Material provided:
----------

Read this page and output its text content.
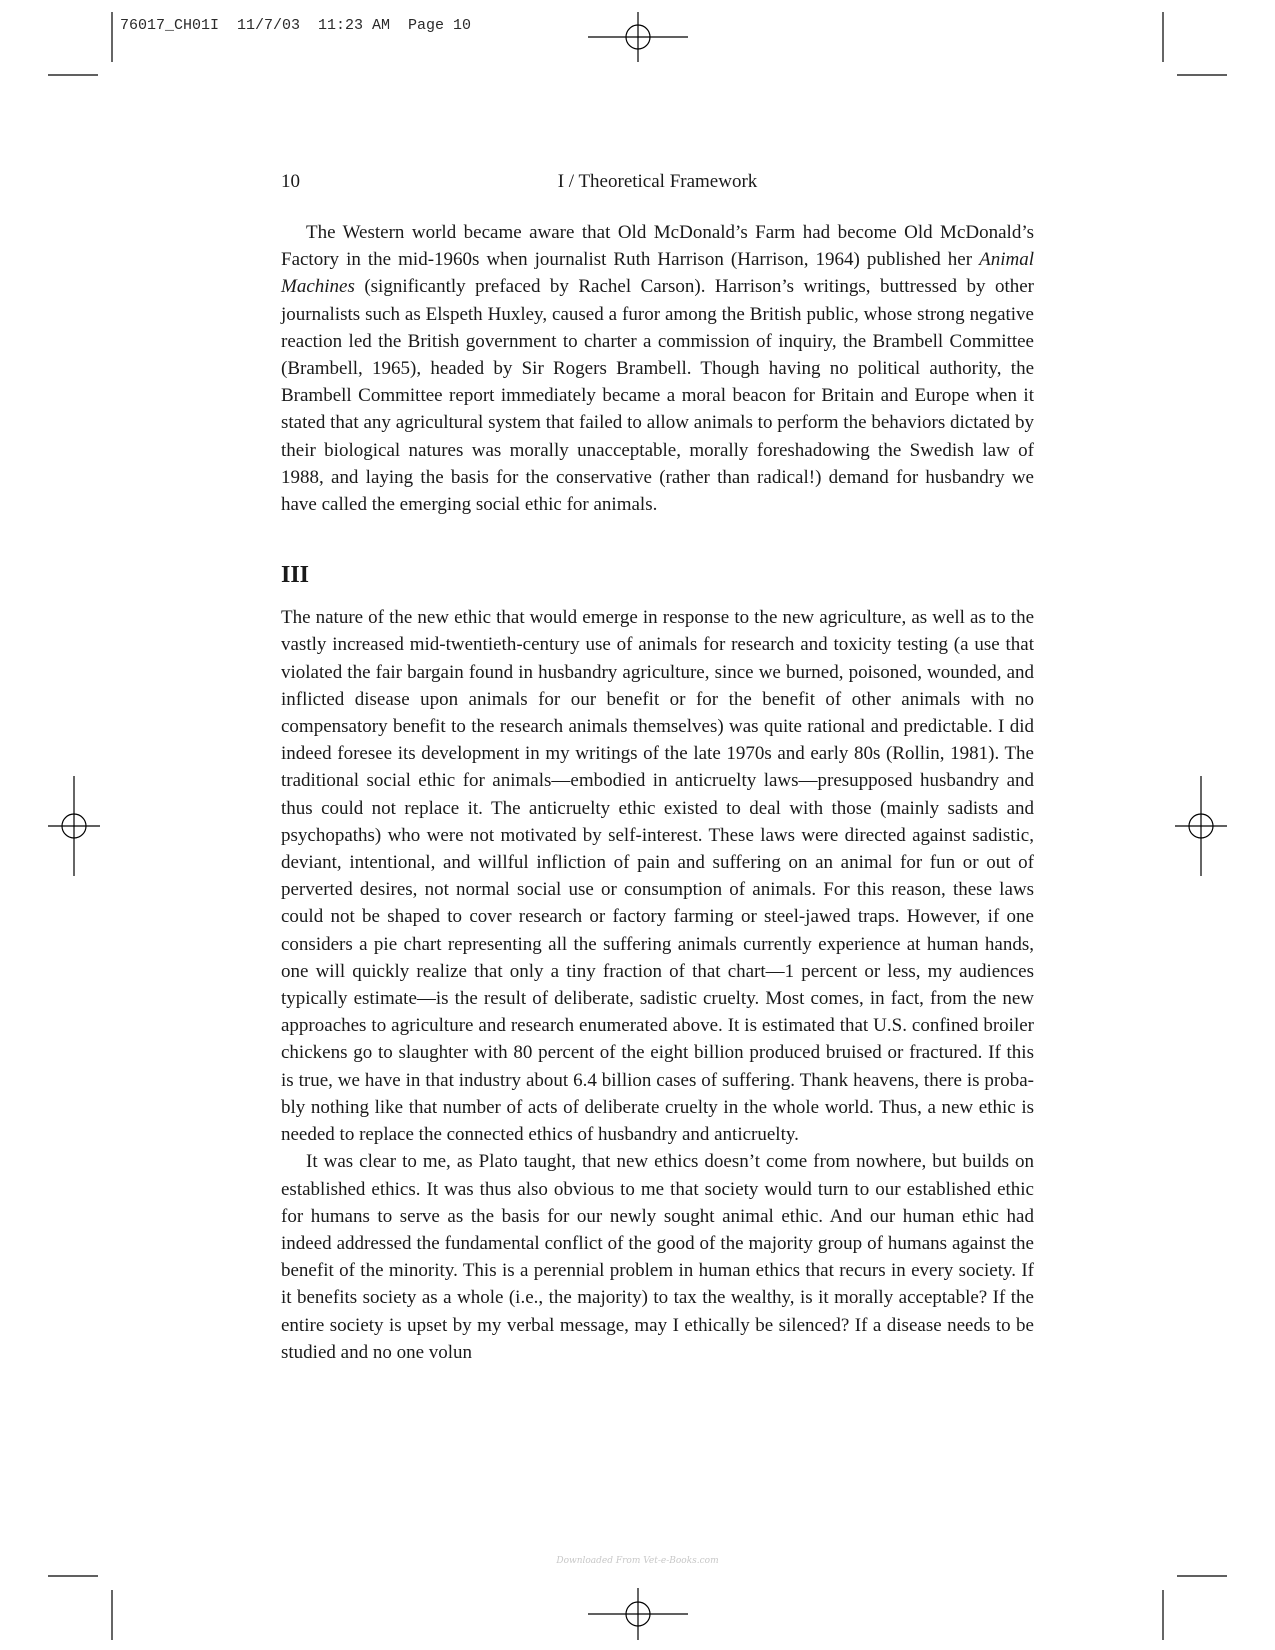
76017_CH01I  11/7/03  11:23 AM  Page 10
10	I / Theoretical Framework

The Western world became aware that Old McDonald’s Farm had become Old McDonald’s Factory in the mid-1960s when journalist Ruth Harrison (Harrison, 1964) published her Animal Machines (significantly prefaced by Rachel Carson). Harrison’s writings, buttressed by other journalists such as Elspeth Huxley, caused a furor among the British public, whose strong negative reaction led the British government to charter a commission of inquiry, the Brambell Committee (Brambell, 1965), headed by Sir Rogers Brambell. Though having no political authority, the Brambell Committee report immediately became a moral beacon for Britain and Europe when it stated that any agricultural system that failed to allow animals to perform the behaviors dictated by their biological natures was morally unacceptable, morally foreshadowing the Swedish law of 1988, and laying the basis for the conservative (rather than radical!) demand for husbandry we have called the emerging social ethic for animals.

III

The nature of the new ethic that would emerge in response to the new agriculture, as well as to the vastly increased mid-twentieth-century use of animals for research and toxicity testing (a use that violated the fair bargain found in husbandry agriculture, since we burned, poisoned, wounded, and inflicted disease upon animals for our benefit or for the benefit of other animals with no compensatory benefit to the research animals themselves) was quite rational and predictable. I did indeed foresee its development in my writings of the late 1970s and early 80s (Rollin, 1981). The traditional social ethic for animals—embodied in anticruelty laws—presupposed husbandry and thus could not replace it. The anticruelty ethic existed to deal with those (mainly sadists and psychopaths) who were not motivated by self-interest. These laws were directed against sadistic, deviant, intentional, and willful infliction of pain and suffering on an animal for fun or out of perverted desires, not normal social use or consumption of animals. For this reason, these laws could not be shaped to cover research or factory farming or steel-jawed traps. However, if one considers a pie chart representing all the suffering animals currently experience at human hands, one will quickly realize that only a tiny fraction of that chart—1 percent or less, my audiences typically estimate—is the result of deliberate, sadistic cruelty. Most comes, in fact, from the new approaches to agriculture and research enumerated above. It is estimated that U.S. confined broiler chickens go to slaughter with 80 percent of the eight billion produced bruised or fractured. If this is true, we have in that industry about 6.4 billion cases of suffering. Thank heavens, there is probably nothing like that number of acts of deliberate cruelty in the whole world. Thus, a new ethic is needed to replace the connected ethics of husbandry and anticruelty.

It was clear to me, as Plato taught, that new ethics doesn’t come from nowhere, but builds on established ethics. It was thus also obvious to me that society would turn to our established ethic for humans to serve as the basis for our newly sought animal ethic. And our human ethic had indeed addressed the fundamental conflict of the good of the majority group of humans against the benefit of the minority. This is a perennial problem in human ethics that recurs in every society. If it benefits society as a whole (i.e., the majority) to tax the wealthy, is it morally acceptable? If the entire society is upset by my verbal message, may I ethically be silenced? If a disease needs to be studied and no one volun

Downloaded From Vet-e-Books.com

----------

Goal: Output the records above exactly; leave out the pictures.

Solution:
Read this page and output its text content.
76017_CH01I  11/7/03  11:23 AM  Page 10
10	I / Theoretical Framework

The Western world became aware that Old McDonald’s Farm had become Old McDonald’s Factory in the mid-1960s when journalist Ruth Harrison (Harrison, 1964) published her Animal Machines (significantly prefaced by Rachel Carson). Harrison’s writings, buttressed by other journalists such as Elspeth Huxley, caused a furor among the British public, whose strong negative reaction led the British government to charter a commission of inquiry, the Brambell Committee (Brambell, 1965), headed by Sir Rogers Brambell. Though having no political authority, the Brambell Committee report immediately became a moral beacon for Britain and Europe when it stated that any agricultural system that failed to allow animals to perform the behaviors dictated by their biological natures was morally unacceptable, morally foreshadowing the Swedish law of 1988, and laying the basis for the conservative (rather than radical!) demand for husbandry we have called the emerging social ethic for animals.

III

The nature of the new ethic that would emerge in response to the new agriculture, as well as to the vastly increased mid-twentieth-century use of animals for research and toxicity testing (a use that violated the fair bargain found in husbandry agriculture, since we burned, poisoned, wounded, and inflicted disease upon animals for our benefit or for the benefit of other animals with no compensatory benefit to the research animals themselves) was quite rational and predictable. I did indeed foresee its development in my writings of the late 1970s and early 80s (Rollin, 1981). The traditional social ethic for animals—embodied in anticruelty laws—presupposed husbandry and thus could not replace it. The anticruelty ethic existed to deal with those (mainly sadists and psychopaths) who were not motivated by self-interest. These laws were directed against sadistic, deviant, intentional, and willful infliction of pain and suffering on an animal for fun or out of perverted desires, not normal social use or consumption of animals. For this reason, these laws could not be shaped to cover research or factory farming or steel-jawed traps. However, if one considers a pie chart representing all the suffering animals currently experience at human hands, one will quickly realize that only a tiny fraction of that chart—1 percent or less, my audiences typically estimate—is the result of deliberate, sadistic cruelty. Most comes, in fact, from the new approaches to agriculture and research enumerated above. It is estimated that U.S. confined broiler chickens go to slaughter with 80 percent of the eight billion produced bruised or fractured. If this is true, we have in that industry about 6.4 billion cases of suffering. Thank heavens, there is probably nothing like that number of acts of deliberate cruelty in the whole world. Thus, a new ethic is needed to replace the connected ethics of husbandry and anticruelty.

It was clear to me, as Plato taught, that new ethics doesn’t come from nowhere, but builds on established ethics. It was thus also obvious to me that society would turn to our established ethic for humans to serve as the basis for our newly sought animal ethic. And our human ethic had indeed addressed the fundamental conflict of the good of the majority group of humans against the benefit of the minority. This is a perennial problem in human ethics that recurs in every society. If it benefits society as a whole (i.e., the majority) to tax the wealthy, is it morally acceptable? If the entire society is upset by my verbal message, may I ethically be silenced? If a disease needs to be studied and no one volun

Downloaded From Vet-e-Books.com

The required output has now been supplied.